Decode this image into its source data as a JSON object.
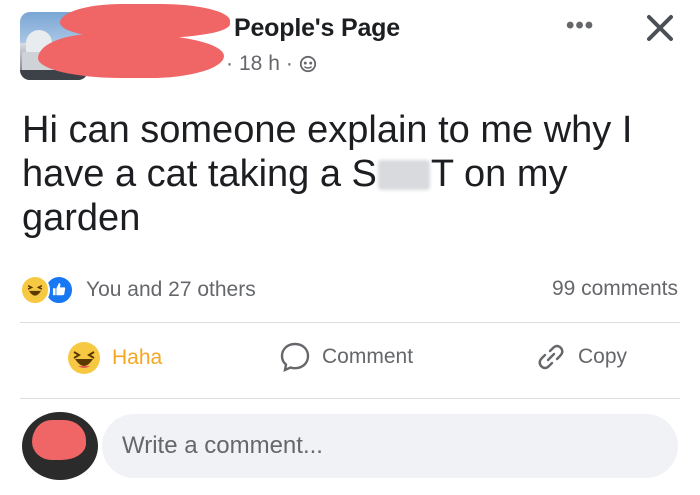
{
  "header": {
    "page_name": "People's Page",
    "time": "18 h",
    "separator": "·",
    "more_label": "•••",
    "close_label": "×"
  },
  "post": {
    "line1": "Hi can someone explain to me why I",
    "line2a": "have a cat taking a S",
    "line2b": "T on my",
    "line3": "garden"
  },
  "stats": {
    "reactions_text": "You and 27 others",
    "comments_text": "99 comments"
  },
  "actions": {
    "haha": "Haha",
    "comment": "Comment",
    "copy": "Copy"
  },
  "comment_input": {
    "placeholder": "Write a comment..."
  },
  "colors": {
    "haha_accent": "#f5a623",
    "like_blue": "#1877f2",
    "redaction_red": "#f06565",
    "muted_text": "#65676b"
  },
  "icons": [
    "globe-icon",
    "more-icon",
    "close-icon",
    "haha-reaction-icon",
    "like-reaction-icon",
    "comment-icon",
    "copy-link-icon"
  ]
}
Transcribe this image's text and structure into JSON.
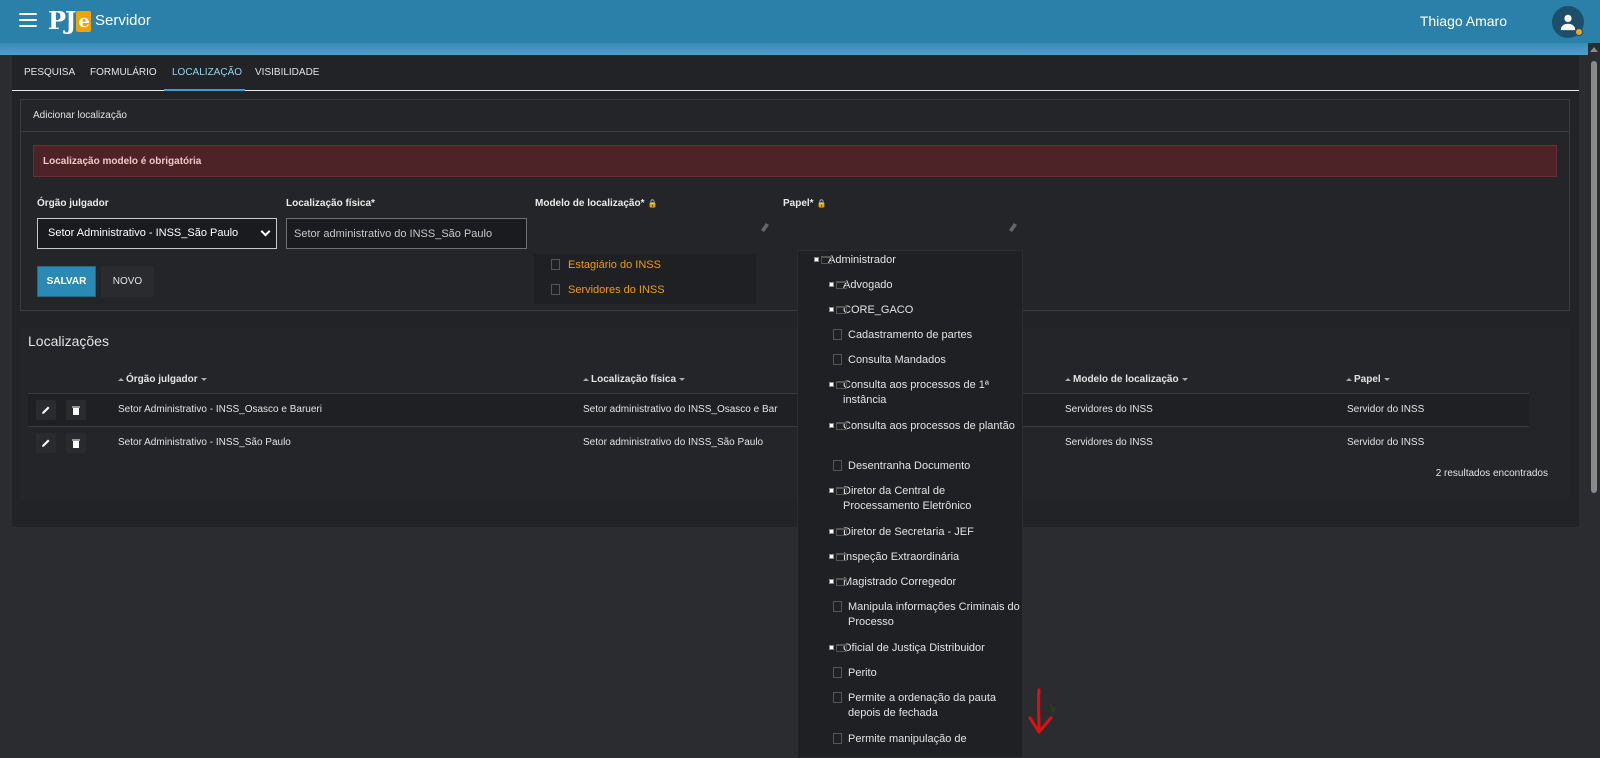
{
  "header": {
    "logo_text": "PJ",
    "logo_accent": "e",
    "title": "Servidor",
    "user_name": "Thiago Amaro"
  },
  "tabs": [
    {
      "label": "PESQUISA",
      "active": false
    },
    {
      "label": "FORMULÁRIO",
      "active": false
    },
    {
      "label": "LOCALIZAÇÃO",
      "active": true
    },
    {
      "label": "VISIBILIDADE",
      "active": false
    }
  ],
  "form": {
    "section_title": "Adicionar localização",
    "alert": "Localização modelo é obrigatória",
    "orgao_label": "Órgão julgador",
    "orgao_value": "Setor Administrativo - INSS_São Paulo",
    "localizacao_label": "Localização física*",
    "localizacao_value": "Setor administrativo do INSS_São Paulo",
    "modelo_label": "Modelo de localização*",
    "papel_label": "Papel*",
    "save_label": "SALVAR",
    "new_label": "NOVO",
    "modelo_options": [
      "Estagiário do INSS",
      "Servidores do INSS"
    ]
  },
  "results": {
    "title": "Localizações",
    "columns": [
      "Órgão julgador",
      "Localização física",
      "Modelo de localização",
      "Papel"
    ],
    "rows": [
      {
        "orgao": "Setor Administrativo - INSS_Osasco e Barueri",
        "localizacao": "Setor administrativo do INSS_Osasco e Bar",
        "modelo": "Servidores do INSS",
        "papel": "Servidor do INSS"
      },
      {
        "orgao": "Setor Administrativo - INSS_São Paulo",
        "localizacao": "Setor administrativo do INSS_São Paulo",
        "modelo": "Servidores do INSS",
        "papel": "Servidor do INSS"
      }
    ],
    "count": "2 resultados encontrados"
  },
  "papel_tree": [
    {
      "label": "Administrador",
      "type": "folder",
      "level": 0
    },
    {
      "label": "Advogado",
      "type": "folder",
      "level": 1
    },
    {
      "label": "CORE_GACO",
      "type": "folder",
      "level": 1
    },
    {
      "label": "Cadastramento de partes",
      "type": "leaf",
      "level": 2
    },
    {
      "label": "Consulta Mandados",
      "type": "leaf",
      "level": 2
    },
    {
      "label": "Consulta aos processos de 1ª instância",
      "type": "folder",
      "level": 1
    },
    {
      "label": "Consulta aos processos de plantão",
      "type": "folder",
      "level": 1
    },
    {
      "label": "Desentranha Documento",
      "type": "leaf",
      "level": 2
    },
    {
      "label": "Diretor da Central de Processamento Eletrônico",
      "type": "folder",
      "level": 1
    },
    {
      "label": "Diretor de Secretaria - JEF",
      "type": "folder",
      "level": 1
    },
    {
      "label": "Inspeção Extraordinária",
      "type": "folder",
      "level": 1
    },
    {
      "label": "Magistrado Corregedor",
      "type": "folder",
      "level": 1
    },
    {
      "label": "Manipula informações Criminais do Processo",
      "type": "leaf",
      "level": 2
    },
    {
      "label": "Oficial de Justiça Distribuidor",
      "type": "folder",
      "level": 1
    },
    {
      "label": "Perito",
      "type": "leaf",
      "level": 2
    },
    {
      "label": "Permite a ordenação da pauta depois de fechada",
      "type": "leaf",
      "level": 2
    },
    {
      "label": "Permite manipulação de",
      "type": "leaf",
      "level": 2
    }
  ],
  "colors": {
    "header": "#2a80a8",
    "accent": "#3a9fd6",
    "alert_bg": "#4e2327",
    "option_link": "#f39c00",
    "annotation_arrow": "#e01010"
  }
}
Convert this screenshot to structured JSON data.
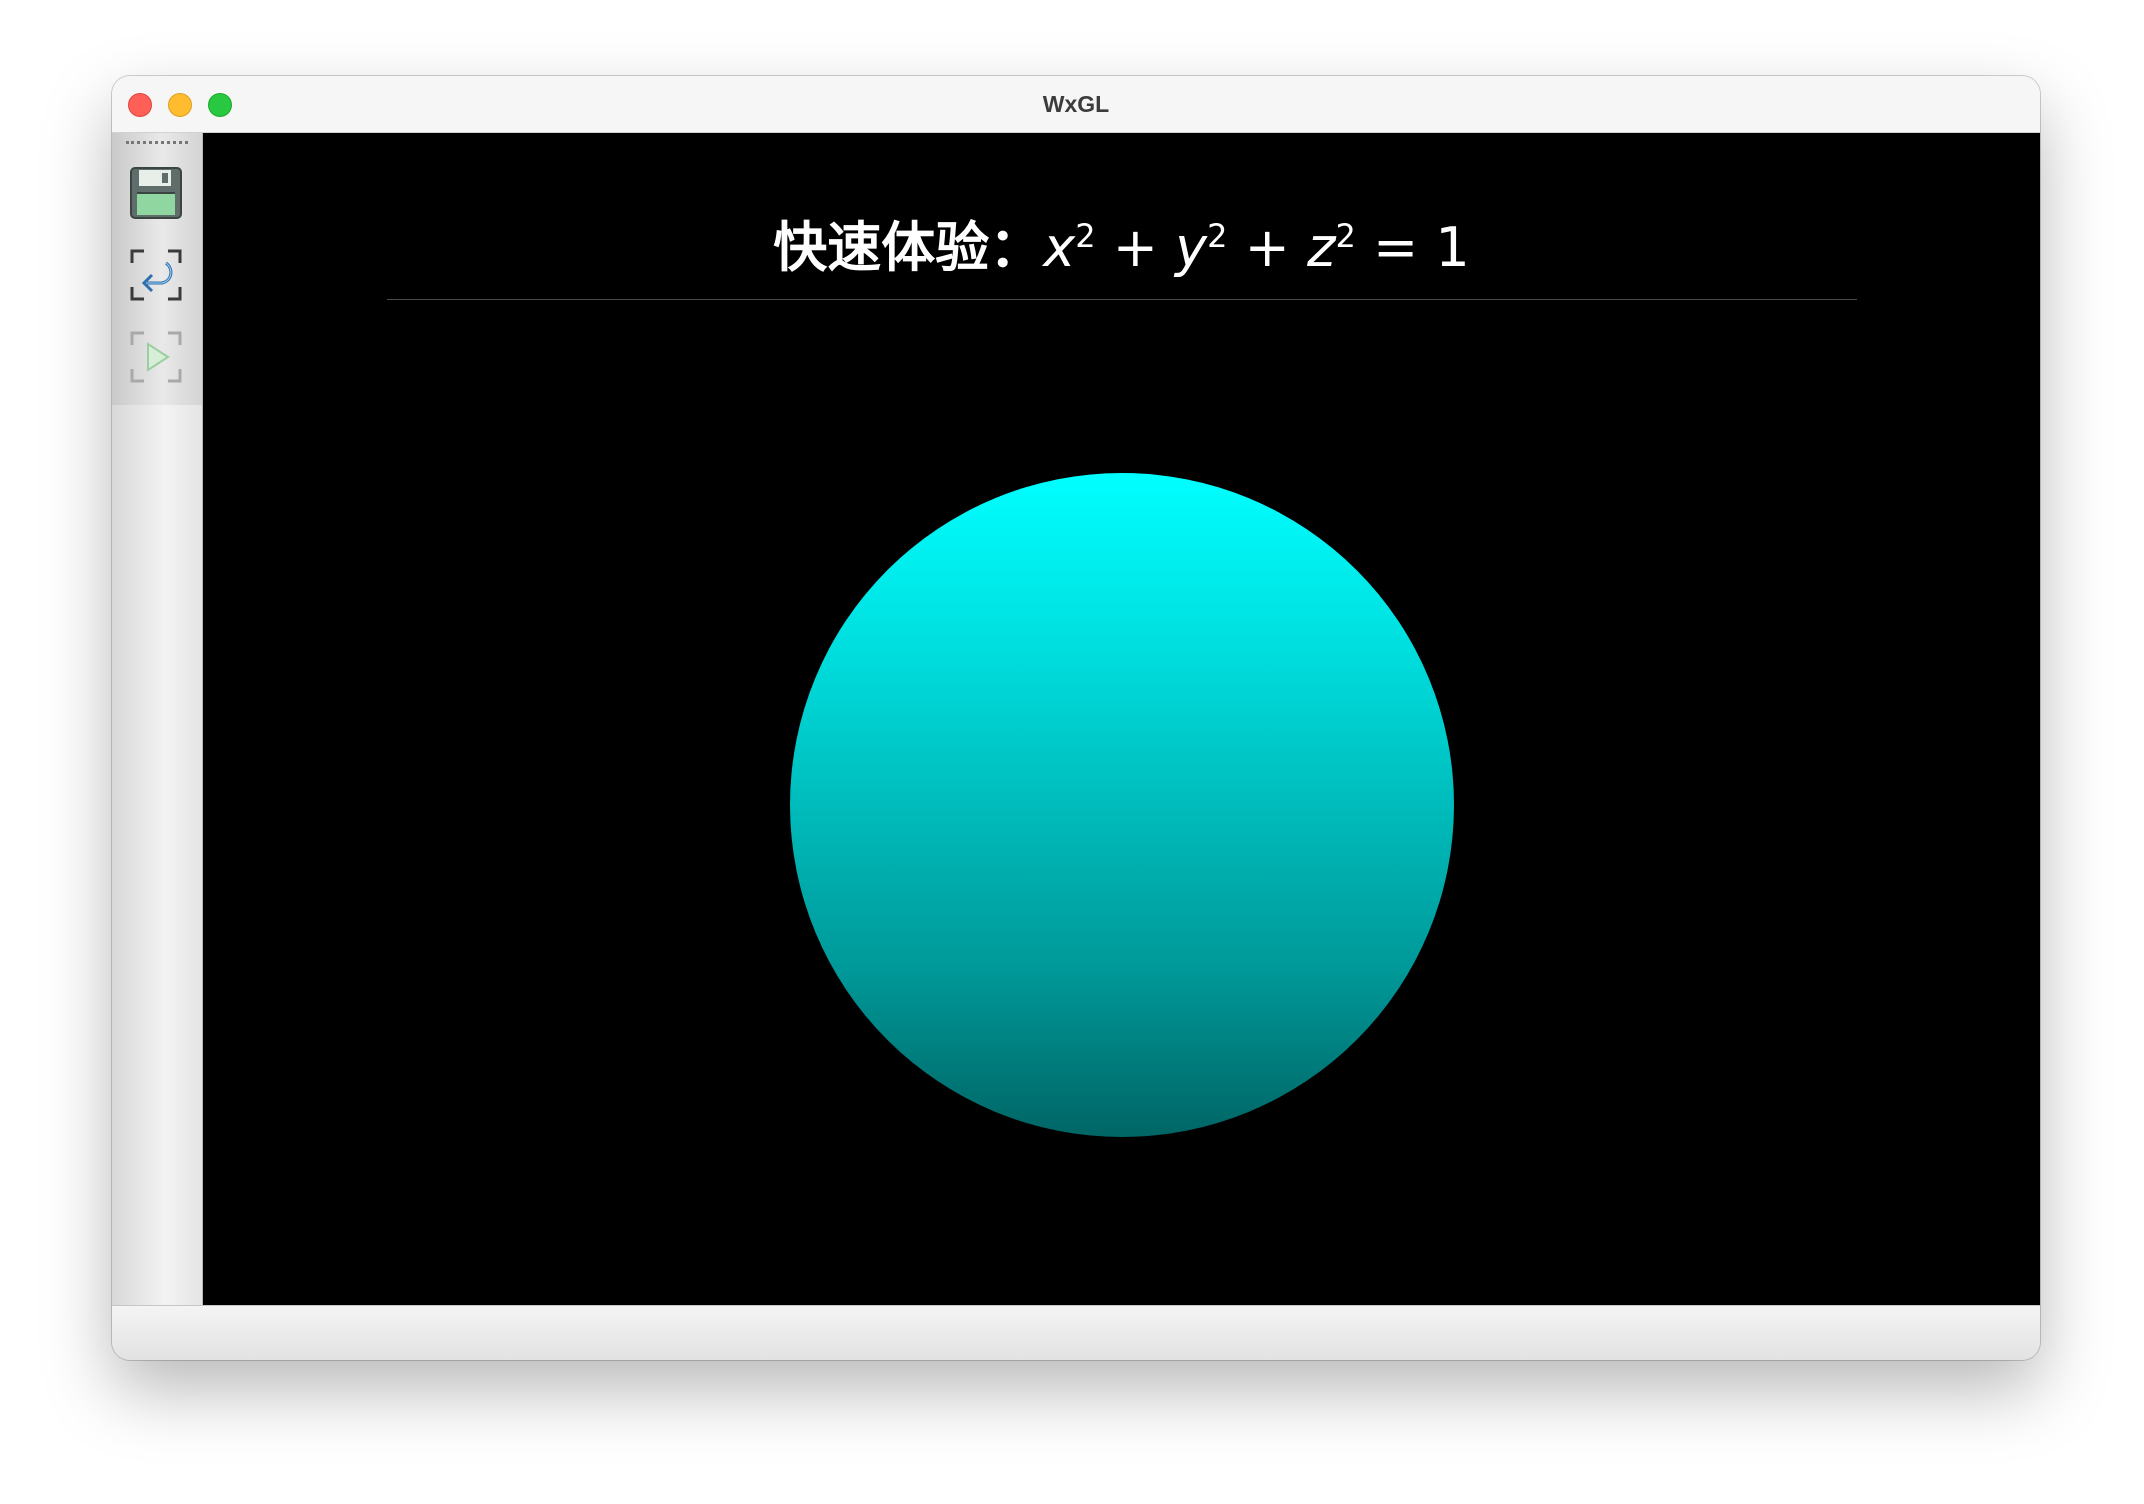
{
  "window": {
    "title": "WxGL"
  },
  "toolbar": {
    "items": [
      {
        "icon": "save-icon",
        "label": "save"
      },
      {
        "icon": "restore-icon",
        "label": "restore"
      },
      {
        "icon": "play-icon",
        "label": "play",
        "disabled": true
      }
    ]
  },
  "canvas": {
    "background": "#000000",
    "title_cn": "快速体验：",
    "sphere_top_color": "#00ffff",
    "sphere_bottom_color": "#006565"
  }
}
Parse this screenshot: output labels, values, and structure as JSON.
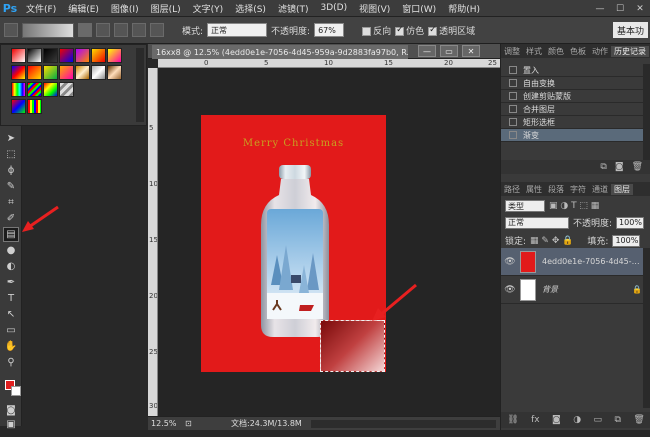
{
  "app": {
    "logo": "Ps"
  },
  "menubar": {
    "items": [
      "文件(F)",
      "编辑(E)",
      "图像(I)",
      "图层(L)",
      "文字(Y)",
      "选择(S)",
      "滤镜(T)",
      "3D(D)",
      "视图(V)",
      "窗口(W)",
      "帮助(H)"
    ]
  },
  "options": {
    "mode_label": "模式:",
    "mode_value": "正常",
    "opacity_label": "不透明度:",
    "opacity_value": "67%",
    "reverse_label": "反向",
    "dither_label": "仿色",
    "transparency_label": "透明区域",
    "workspace": "基本功"
  },
  "document": {
    "tab_title": "16xx8 @ 12.5% (4edd0e1e-7056-4d45-959a-9d2883fa97b0, R...",
    "zoom": "12.5%",
    "doc_info": "文档:24.3M/13.8M",
    "poster_text": "Merry Christmas",
    "ruler_top": [
      "0",
      "5",
      "10",
      "15",
      "20",
      "25"
    ],
    "ruler_left": [
      "5",
      "10",
      "15",
      "20",
      "25",
      "30"
    ]
  },
  "history": {
    "tabs": [
      "调整",
      "样式",
      "颜色",
      "色板",
      "动作",
      "历史记录"
    ],
    "items": [
      "置入",
      "自由变换",
      "创建剪贴蒙版",
      "合并图层",
      "矩形选框",
      "渐变"
    ]
  },
  "layers": {
    "tabs": [
      "路径",
      "属性",
      "段落",
      "字符",
      "通道",
      "图层"
    ],
    "kind_label": "类型",
    "blend_mode": "正常",
    "opacity_label": "不透明度:",
    "opacity_value": "100%",
    "lock_label": "锁定:",
    "fill_label": "填充:",
    "fill_value": "100%",
    "items": [
      {
        "name": "4edd0e1e-7056-4d45-959a-9d2883fa97b0"
      },
      {
        "name": "背景"
      }
    ]
  },
  "colors": {
    "accent_arrow": "#e82020",
    "foreground": "#e02020",
    "background": "#ffffff"
  }
}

__SET EXERCISE__. Copy verbatim the span that begins at the line containing "Convert this screenshot" and ends at the last line of the material, inclusive of both; exclude pictures.

__WRITTEN ANSWER__.
Convert this screenshot to structured JSON data.
{
  "window": {
    "title": "WxGL"
  },
  "toolbar": {
    "items": [
      {
        "icon": "save-icon",
        "label": "save"
      },
      {
        "icon": "restore-icon",
        "label": "restore"
      },
      {
        "icon": "play-icon",
        "label": "play",
        "disabled": true
      }
    ]
  },
  "canvas": {
    "background": "#000000",
    "title_cn": "快速体验：",
    "sphere_top_color": "#00ffff",
    "sphere_bottom_color": "#006565"
  }
}
Parse this screenshot: output labels, values, and structure as JSON.
{
  "app": {
    "logo": "Ps"
  },
  "menubar": {
    "items": [
      "文件(F)",
      "编辑(E)",
      "图像(I)",
      "图层(L)",
      "文字(Y)",
      "选择(S)",
      "滤镜(T)",
      "3D(D)",
      "视图(V)",
      "窗口(W)",
      "帮助(H)"
    ]
  },
  "options": {
    "mode_label": "模式:",
    "mode_value": "正常",
    "opacity_label": "不透明度:",
    "opacity_value": "67%",
    "reverse_label": "反向",
    "dither_label": "仿色",
    "transparency_label": "透明区域",
    "workspace": "基本功"
  },
  "document": {
    "tab_title": "16xx8 @ 12.5% (4edd0e1e-7056-4d45-959a-9d2883fa97b0, R...",
    "zoom": "12.5%",
    "doc_info": "文档:24.3M/13.8M",
    "poster_text": "Merry Christmas",
    "ruler_top": [
      "0",
      "5",
      "10",
      "15",
      "20",
      "25"
    ],
    "ruler_left": [
      "5",
      "10",
      "15",
      "20",
      "25",
      "30"
    ]
  },
  "history": {
    "tabs": [
      "调整",
      "样式",
      "颜色",
      "色板",
      "动作",
      "历史记录"
    ],
    "items": [
      "置入",
      "自由变换",
      "创建剪贴蒙版",
      "合并图层",
      "矩形选框",
      "渐变"
    ]
  },
  "layers": {
    "tabs": [
      "路径",
      "属性",
      "段落",
      "字符",
      "通道",
      "图层"
    ],
    "kind_label": "类型",
    "blend_mode": "正常",
    "opacity_label": "不透明度:",
    "opacity_value": "100%",
    "lock_label": "锁定:",
    "fill_label": "填充:",
    "fill_value": "100%",
    "items": [
      {
        "name": "4edd0e1e-7056-4d45-959a-9d2883fa97b0"
      },
      {
        "name": "背景"
      }
    ]
  },
  "colors": {
    "accent_arrow": "#e82020",
    "foreground": "#e02020",
    "background": "#ffffff"
  }
}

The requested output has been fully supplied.